*The exercise*
Please print all of the material below, word for word.

*Exercise data*
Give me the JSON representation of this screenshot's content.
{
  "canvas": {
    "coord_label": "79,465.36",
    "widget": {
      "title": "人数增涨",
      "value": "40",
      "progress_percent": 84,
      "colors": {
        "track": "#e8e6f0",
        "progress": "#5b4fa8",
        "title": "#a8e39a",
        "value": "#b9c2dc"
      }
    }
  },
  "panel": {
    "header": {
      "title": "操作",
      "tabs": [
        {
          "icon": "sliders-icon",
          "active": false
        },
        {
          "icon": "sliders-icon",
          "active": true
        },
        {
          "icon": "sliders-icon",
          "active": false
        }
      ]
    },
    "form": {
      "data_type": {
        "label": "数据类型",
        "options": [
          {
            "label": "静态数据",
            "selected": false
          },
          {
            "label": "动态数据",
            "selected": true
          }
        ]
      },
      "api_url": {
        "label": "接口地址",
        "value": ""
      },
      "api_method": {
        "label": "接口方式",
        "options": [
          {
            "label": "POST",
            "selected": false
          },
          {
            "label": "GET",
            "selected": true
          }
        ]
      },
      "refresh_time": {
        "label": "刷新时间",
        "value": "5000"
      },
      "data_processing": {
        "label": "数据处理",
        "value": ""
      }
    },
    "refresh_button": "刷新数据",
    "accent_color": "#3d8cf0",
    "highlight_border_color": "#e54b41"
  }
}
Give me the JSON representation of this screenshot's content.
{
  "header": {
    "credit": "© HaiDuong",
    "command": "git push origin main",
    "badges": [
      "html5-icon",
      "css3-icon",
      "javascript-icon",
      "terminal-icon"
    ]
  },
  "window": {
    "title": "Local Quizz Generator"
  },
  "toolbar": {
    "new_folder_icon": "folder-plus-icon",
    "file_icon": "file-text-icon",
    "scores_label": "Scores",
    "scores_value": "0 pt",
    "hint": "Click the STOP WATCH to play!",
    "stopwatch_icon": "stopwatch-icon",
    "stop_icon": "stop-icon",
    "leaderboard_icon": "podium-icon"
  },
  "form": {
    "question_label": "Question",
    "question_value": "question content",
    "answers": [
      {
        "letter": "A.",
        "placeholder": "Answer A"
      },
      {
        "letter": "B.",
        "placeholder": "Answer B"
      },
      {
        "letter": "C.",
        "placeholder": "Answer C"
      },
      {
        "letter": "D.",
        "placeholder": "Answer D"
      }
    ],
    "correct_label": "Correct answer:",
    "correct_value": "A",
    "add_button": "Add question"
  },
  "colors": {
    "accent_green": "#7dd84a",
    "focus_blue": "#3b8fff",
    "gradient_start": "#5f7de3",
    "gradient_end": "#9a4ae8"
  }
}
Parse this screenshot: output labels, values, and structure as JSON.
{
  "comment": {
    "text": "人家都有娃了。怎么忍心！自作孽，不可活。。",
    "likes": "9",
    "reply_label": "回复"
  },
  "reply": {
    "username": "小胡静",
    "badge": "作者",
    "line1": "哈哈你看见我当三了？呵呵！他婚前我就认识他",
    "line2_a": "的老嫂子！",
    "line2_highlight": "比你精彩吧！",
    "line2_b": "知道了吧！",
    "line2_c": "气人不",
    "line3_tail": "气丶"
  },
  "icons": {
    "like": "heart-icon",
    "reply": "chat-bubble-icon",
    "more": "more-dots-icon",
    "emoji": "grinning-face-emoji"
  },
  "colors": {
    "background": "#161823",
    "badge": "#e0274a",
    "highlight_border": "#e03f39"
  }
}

*Answer to the problem*
Give me the JSON representation of this screenshot's content.
{
  "canvas": {
    "coord_label": "79,465.36",
    "widget": {
      "title": "人数增涨",
      "value": "40",
      "progress_percent": 84,
      "colors": {
        "track": "#e8e6f0",
        "progress": "#5b4fa8",
        "title": "#a8e39a",
        "value": "#b9c2dc"
      }
    }
  },
  "panel": {
    "header": {
      "title": "操作",
      "tabs": [
        {
          "icon": "sliders-icon",
          "active": false
        },
        {
          "icon": "sliders-icon",
          "active": true
        },
        {
          "icon": "sliders-icon",
          "active": false
        }
      ]
    },
    "form": {
      "data_type": {
        "label": "数据类型",
        "options": [
          {
            "label": "静态数据",
            "selected": false
          },
          {
            "label": "动态数据",
            "selected": true
          }
        ]
      },
      "api_url": {
        "label": "接口地址",
        "value": ""
      },
      "api_method": {
        "label": "接口方式",
        "options": [
          {
            "label": "POST",
            "selected": false
          },
          {
            "label": "GET",
            "selected": true
          }
        ]
      },
      "refresh_time": {
        "label": "刷新时间",
        "value": "5000"
      },
      "data_processing": {
        "label": "数据处理",
        "value": ""
      }
    },
    "refresh_button": "刷新数据",
    "accent_color": "#3d8cf0",
    "highlight_border_color": "#e54b41"
  }
}
Give me the JSON representation of this screenshot's content.
{
  "header": {
    "credit": "© HaiDuong",
    "command": "git push origin main",
    "badges": [
      "html5-icon",
      "css3-icon",
      "javascript-icon",
      "terminal-icon"
    ]
  },
  "window": {
    "title": "Local Quizz Generator"
  },
  "toolbar": {
    "new_folder_icon": "folder-plus-icon",
    "file_icon": "file-text-icon",
    "scores_label": "Scores",
    "scores_value": "0 pt",
    "hint": "Click the STOP WATCH to play!",
    "stopwatch_icon": "stopwatch-icon",
    "stop_icon": "stop-icon",
    "leaderboard_icon": "podium-icon"
  },
  "form": {
    "question_label": "Question",
    "question_value": "question content",
    "answers": [
      {
        "letter": "A.",
        "placeholder": "Answer A"
      },
      {
        "letter": "B.",
        "placeholder": "Answer B"
      },
      {
        "letter": "C.",
        "placeholder": "Answer C"
      },
      {
        "letter": "D.",
        "placeholder": "Answer D"
      }
    ],
    "correct_label": "Correct answer:",
    "correct_value": "A",
    "add_button": "Add question"
  },
  "colors": {
    "accent_green": "#7dd84a",
    "focus_blue": "#3b8fff",
    "gradient_start": "#5f7de3",
    "gradient_end": "#9a4ae8"
  }
}
Parse this screenshot: output labels, values, and structure as JSON.
{
  "comment": {
    "text": "人家都有娃了。怎么忍心！自作孽，不可活。。",
    "likes": "9",
    "reply_label": "回复"
  },
  "reply": {
    "username": "小胡静",
    "badge": "作者",
    "line1": "哈哈你看见我当三了？呵呵！他婚前我就认识他",
    "line2_a": "的老嫂子！",
    "line2_highlight": "比你精彩吧！",
    "line2_b": "知道了吧！",
    "line2_c": "气人不",
    "line3_tail": "气丶"
  },
  "icons": {
    "like": "heart-icon",
    "reply": "chat-bubble-icon",
    "more": "more-dots-icon",
    "emoji": "grinning-face-emoji"
  },
  "colors": {
    "background": "#161823",
    "badge": "#e0274a",
    "highlight_border": "#e03f39"
  }
}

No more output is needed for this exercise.